**数据集中的若干行**
--*--

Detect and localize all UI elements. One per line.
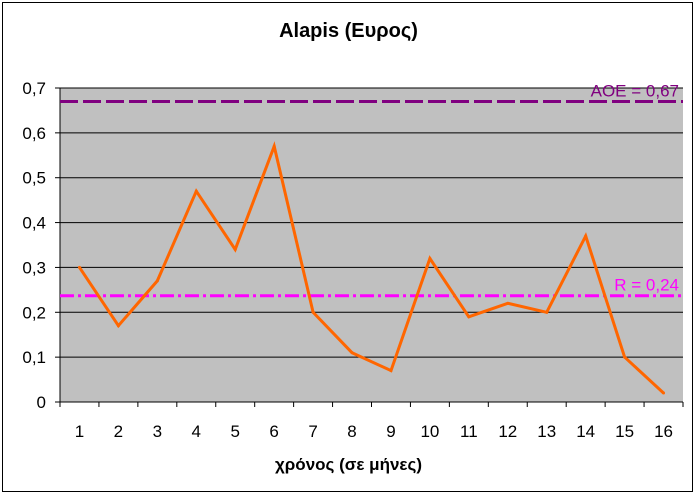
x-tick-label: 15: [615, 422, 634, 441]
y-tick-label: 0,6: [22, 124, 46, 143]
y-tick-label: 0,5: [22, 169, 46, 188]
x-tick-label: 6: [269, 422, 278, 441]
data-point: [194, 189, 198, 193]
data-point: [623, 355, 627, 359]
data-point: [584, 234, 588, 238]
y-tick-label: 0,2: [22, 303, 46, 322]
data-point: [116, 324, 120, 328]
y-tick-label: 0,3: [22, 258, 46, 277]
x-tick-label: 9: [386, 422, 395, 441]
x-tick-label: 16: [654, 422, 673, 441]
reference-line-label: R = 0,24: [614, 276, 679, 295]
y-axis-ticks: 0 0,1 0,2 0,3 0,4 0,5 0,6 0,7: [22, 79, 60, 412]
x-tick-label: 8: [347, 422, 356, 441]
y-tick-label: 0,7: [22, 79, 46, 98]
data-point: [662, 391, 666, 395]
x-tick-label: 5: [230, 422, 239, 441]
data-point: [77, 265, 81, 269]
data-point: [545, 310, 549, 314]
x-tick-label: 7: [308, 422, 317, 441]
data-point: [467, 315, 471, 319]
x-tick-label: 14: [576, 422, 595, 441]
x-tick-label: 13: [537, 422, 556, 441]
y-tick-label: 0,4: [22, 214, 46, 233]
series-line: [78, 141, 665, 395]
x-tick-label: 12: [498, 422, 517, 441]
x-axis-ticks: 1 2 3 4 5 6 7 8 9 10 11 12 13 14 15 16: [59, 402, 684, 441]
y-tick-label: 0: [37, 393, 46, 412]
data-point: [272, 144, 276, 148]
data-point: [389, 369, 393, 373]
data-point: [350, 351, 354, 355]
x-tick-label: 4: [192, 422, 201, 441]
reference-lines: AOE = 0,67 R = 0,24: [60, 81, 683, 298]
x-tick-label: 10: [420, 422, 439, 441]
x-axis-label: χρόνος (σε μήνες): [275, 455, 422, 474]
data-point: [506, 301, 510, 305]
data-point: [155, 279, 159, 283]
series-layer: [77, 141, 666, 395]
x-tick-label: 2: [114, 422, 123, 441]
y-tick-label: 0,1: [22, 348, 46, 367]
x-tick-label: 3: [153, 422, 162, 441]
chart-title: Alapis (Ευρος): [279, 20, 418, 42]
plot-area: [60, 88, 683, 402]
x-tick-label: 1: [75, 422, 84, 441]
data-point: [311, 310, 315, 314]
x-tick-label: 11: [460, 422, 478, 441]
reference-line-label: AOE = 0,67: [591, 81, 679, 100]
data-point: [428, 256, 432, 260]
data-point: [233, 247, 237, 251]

--*--

**任务要求**
请把上面所有条目原样重复一遍，图片不要放进回答里。

**回答**
Detect and localize all UI elements. One per line.
x-tick-label: 15: [615, 422, 634, 441]
y-tick-label: 0,6: [22, 124, 46, 143]
y-tick-label: 0,5: [22, 169, 46, 188]
x-tick-label: 6: [269, 422, 278, 441]
data-point: [194, 189, 198, 193]
data-point: [623, 355, 627, 359]
data-point: [584, 234, 588, 238]
y-tick-label: 0,2: [22, 303, 46, 322]
data-point: [116, 324, 120, 328]
y-tick-label: 0,3: [22, 258, 46, 277]
x-tick-label: 9: [386, 422, 395, 441]
x-tick-label: 16: [654, 422, 673, 441]
reference-line-label: R = 0,24: [614, 276, 679, 295]
y-axis-ticks: 0 0,1 0,2 0,3 0,4 0,5 0,6 0,7: [22, 79, 60, 412]
x-tick-label: 8: [347, 422, 356, 441]
y-tick-label: 0,7: [22, 79, 46, 98]
data-point: [662, 391, 666, 395]
x-tick-label: 5: [230, 422, 239, 441]
data-point: [77, 265, 81, 269]
data-point: [545, 310, 549, 314]
x-tick-label: 7: [308, 422, 317, 441]
data-point: [467, 315, 471, 319]
x-tick-label: 14: [576, 422, 595, 441]
x-tick-label: 13: [537, 422, 556, 441]
y-tick-label: 0,4: [22, 214, 46, 233]
series-line: [78, 141, 665, 395]
x-tick-label: 12: [498, 422, 517, 441]
x-axis-ticks: 1 2 3 4 5 6 7 8 9 10 11 12 13 14 15 16: [59, 402, 684, 441]
y-tick-label: 0: [37, 393, 46, 412]
data-point: [272, 144, 276, 148]
data-point: [389, 369, 393, 373]
data-point: [350, 351, 354, 355]
x-tick-label: 4: [192, 422, 201, 441]
reference-lines: AOE = 0,67 R = 0,24: [60, 81, 683, 298]
x-tick-label: 10: [420, 422, 439, 441]
x-axis-label: χρόνος (σε μήνες): [275, 455, 422, 474]
data-point: [506, 301, 510, 305]
data-point: [155, 279, 159, 283]
series-layer: [77, 141, 666, 395]
x-tick-label: 2: [114, 422, 123, 441]
y-tick-label: 0,1: [22, 348, 46, 367]
x-tick-label: 3: [153, 422, 162, 441]
chart-title: Alapis (Ευρος): [279, 20, 418, 42]
plot-area: [60, 88, 683, 402]
x-tick-label: 1: [75, 422, 84, 441]
data-point: [311, 310, 315, 314]
x-tick-label: 11: [460, 422, 478, 441]
reference-line-label: AOE = 0,67: [591, 81, 679, 100]
data-point: [428, 256, 432, 260]
data-point: [233, 247, 237, 251]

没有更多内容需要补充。